* Document passage *
....
DNA sequencing technologies are uncovering unprecedented amounts of information about the genes that drive cancer. Memorial Sloan Kettering’s Robert and Kate Niehaus Center for Inherited Cancer Genomics is taking advantage of those advances to discover more genes that make a person more likely to develop the disease. This knowledge about the cancer-related mutations that run in families could lead to new methods of screening and prevention.
The Niehaus Center is using data from the MSK-IMPACT™ test — which looks for cancer genes in patients’ tumor samples as well as in their normal tissue — in addition to other advanced genomic techniques. Physician-scientist Michael Walsh, a member of the Niehaus Center research team who recently came to MSK from St. Jude Children’s Research Hospital in Memphis, is seeking to expand these kinds of studies to MSK’s pediatric patients. His efforts build on work previously initiated by Niehaus Center leader Kenneth Offit and cancer geneticists Zsofia Stadler and Vijai Joseph.
Dr. Walsh was co-first author on a paper published with his St. Jude colleagues last month in the New England Journal of Medicine that looked at more than 1,000 pediatric patients treated for cancer at a number of different hospitals. The study found that 8.5 percent of patients with pediatric cancer had mutations in their germline DNA that increased their predisposition to cancer. These mutations were present in their cells at birth and could be passed to subsequent generations. More than half of all patients with these mutations had no family history of hereditary cancers.
“Normally, patients with pediatric cancer are referred to genetics specialists only if their cancer or their family history fits certain criteria,” Dr. Walsh says. “These findings suggest that we should reconsider this approach and look at all pediatric cancer patients to determine whether other family members may have an increased cancer risk. However, given the ethical issues and limited understanding of clinical utility, such an approach requires caution and infrastructure in place to handle the weight of this information.”
Dr. Offit and Mark Robson, the Niehaus Center’s clinical director, have initiated a multi-institutional study called PROMPT, which addresses some of the crucial concepts around the anticipated shift in how genetic testing is conducted.
....
* What is needed *
From the passage on inherited cancer genomics, set down word for word everything from "DNA sequencing technologies" down to "screening and prevention.". The listing plays no part in the work here.

Structured page parsing data:
....
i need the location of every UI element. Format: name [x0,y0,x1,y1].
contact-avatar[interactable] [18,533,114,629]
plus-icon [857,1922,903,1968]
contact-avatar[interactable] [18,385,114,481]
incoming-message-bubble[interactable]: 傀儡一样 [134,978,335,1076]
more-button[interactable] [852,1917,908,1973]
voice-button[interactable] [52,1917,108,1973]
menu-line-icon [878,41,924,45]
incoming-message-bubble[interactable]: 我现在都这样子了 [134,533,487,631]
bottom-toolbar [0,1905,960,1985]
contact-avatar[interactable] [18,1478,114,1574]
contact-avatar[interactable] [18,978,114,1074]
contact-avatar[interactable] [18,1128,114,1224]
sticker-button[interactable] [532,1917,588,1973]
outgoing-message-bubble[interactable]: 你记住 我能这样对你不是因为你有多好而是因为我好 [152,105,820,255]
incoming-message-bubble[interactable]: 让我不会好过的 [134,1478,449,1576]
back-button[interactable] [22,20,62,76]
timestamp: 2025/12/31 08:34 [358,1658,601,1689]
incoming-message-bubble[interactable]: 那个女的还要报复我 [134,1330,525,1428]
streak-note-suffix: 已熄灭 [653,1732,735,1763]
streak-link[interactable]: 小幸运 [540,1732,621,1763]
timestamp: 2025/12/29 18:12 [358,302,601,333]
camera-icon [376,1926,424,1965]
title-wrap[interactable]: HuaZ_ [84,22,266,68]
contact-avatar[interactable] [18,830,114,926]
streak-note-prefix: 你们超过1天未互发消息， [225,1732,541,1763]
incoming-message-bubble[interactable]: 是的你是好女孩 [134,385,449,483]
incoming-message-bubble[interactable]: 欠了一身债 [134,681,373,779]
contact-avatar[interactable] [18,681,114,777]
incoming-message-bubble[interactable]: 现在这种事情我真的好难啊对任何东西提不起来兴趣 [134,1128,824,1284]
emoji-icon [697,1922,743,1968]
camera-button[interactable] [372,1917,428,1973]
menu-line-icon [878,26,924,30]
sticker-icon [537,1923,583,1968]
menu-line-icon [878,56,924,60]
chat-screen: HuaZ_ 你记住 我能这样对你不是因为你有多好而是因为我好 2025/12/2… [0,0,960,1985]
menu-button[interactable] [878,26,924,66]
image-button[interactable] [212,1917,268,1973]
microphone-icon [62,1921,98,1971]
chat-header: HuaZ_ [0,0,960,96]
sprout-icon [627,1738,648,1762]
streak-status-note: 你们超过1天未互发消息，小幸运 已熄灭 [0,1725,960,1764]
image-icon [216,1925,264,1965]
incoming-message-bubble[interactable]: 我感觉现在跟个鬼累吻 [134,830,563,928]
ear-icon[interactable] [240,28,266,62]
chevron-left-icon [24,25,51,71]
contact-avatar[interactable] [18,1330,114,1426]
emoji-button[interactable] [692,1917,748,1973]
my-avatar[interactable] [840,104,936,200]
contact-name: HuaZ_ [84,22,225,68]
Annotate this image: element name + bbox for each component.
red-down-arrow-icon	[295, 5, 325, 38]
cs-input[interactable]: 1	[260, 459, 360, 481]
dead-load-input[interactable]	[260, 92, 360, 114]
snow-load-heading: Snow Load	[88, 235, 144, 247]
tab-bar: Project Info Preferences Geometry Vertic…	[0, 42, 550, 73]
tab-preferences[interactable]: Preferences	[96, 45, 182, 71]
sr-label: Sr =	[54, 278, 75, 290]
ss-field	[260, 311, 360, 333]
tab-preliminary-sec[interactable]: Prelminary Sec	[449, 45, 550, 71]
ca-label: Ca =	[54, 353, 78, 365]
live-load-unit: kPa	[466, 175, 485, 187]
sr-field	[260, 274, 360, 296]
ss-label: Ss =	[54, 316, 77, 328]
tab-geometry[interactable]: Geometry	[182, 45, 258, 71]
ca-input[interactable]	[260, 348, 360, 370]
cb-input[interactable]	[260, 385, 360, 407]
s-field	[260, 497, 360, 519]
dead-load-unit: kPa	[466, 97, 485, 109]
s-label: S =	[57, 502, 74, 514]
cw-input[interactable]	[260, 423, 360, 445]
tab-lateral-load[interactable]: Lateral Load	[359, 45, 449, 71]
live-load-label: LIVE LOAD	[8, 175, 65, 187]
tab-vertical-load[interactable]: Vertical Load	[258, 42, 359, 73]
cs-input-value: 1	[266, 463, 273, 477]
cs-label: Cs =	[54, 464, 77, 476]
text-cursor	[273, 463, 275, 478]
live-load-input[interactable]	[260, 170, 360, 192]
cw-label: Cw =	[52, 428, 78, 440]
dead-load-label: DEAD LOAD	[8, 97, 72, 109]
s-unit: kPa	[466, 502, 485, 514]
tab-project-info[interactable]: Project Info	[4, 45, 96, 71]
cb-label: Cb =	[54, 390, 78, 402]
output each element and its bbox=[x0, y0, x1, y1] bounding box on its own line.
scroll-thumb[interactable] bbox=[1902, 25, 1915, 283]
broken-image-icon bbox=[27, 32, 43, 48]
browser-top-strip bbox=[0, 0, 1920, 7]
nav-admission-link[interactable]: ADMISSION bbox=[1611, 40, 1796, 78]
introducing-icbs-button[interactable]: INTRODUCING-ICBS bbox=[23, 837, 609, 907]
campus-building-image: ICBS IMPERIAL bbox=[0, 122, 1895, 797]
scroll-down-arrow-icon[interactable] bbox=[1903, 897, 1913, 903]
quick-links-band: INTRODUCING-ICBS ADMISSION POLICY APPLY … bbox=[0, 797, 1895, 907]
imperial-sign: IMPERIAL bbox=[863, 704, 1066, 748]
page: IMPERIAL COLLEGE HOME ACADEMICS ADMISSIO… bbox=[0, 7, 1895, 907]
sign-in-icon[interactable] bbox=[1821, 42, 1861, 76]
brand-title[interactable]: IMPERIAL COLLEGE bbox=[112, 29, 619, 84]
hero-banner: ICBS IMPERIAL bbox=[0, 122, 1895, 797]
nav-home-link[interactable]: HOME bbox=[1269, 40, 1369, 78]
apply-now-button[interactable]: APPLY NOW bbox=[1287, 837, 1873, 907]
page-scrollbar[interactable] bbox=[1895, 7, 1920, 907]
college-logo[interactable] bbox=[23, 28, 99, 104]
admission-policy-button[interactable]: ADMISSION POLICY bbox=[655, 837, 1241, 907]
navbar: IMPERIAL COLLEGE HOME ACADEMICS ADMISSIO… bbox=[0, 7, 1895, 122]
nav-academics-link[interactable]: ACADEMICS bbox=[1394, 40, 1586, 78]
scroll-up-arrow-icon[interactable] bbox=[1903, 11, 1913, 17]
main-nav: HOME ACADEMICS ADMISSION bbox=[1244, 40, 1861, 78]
....
* Task result *
DNA sequencing technologies are uncovering unprecedented amounts of information about the genes that drive cancer. Memorial Sloan Kettering’s Robert and Kate Niehaus Center for Inherited Cancer Genomics is taking advantage of those advances to discover more genes that make a person more likely to develop the disease. This knowledge about the cancer-related mutations that run in families could lead to new methods of screening and prevention.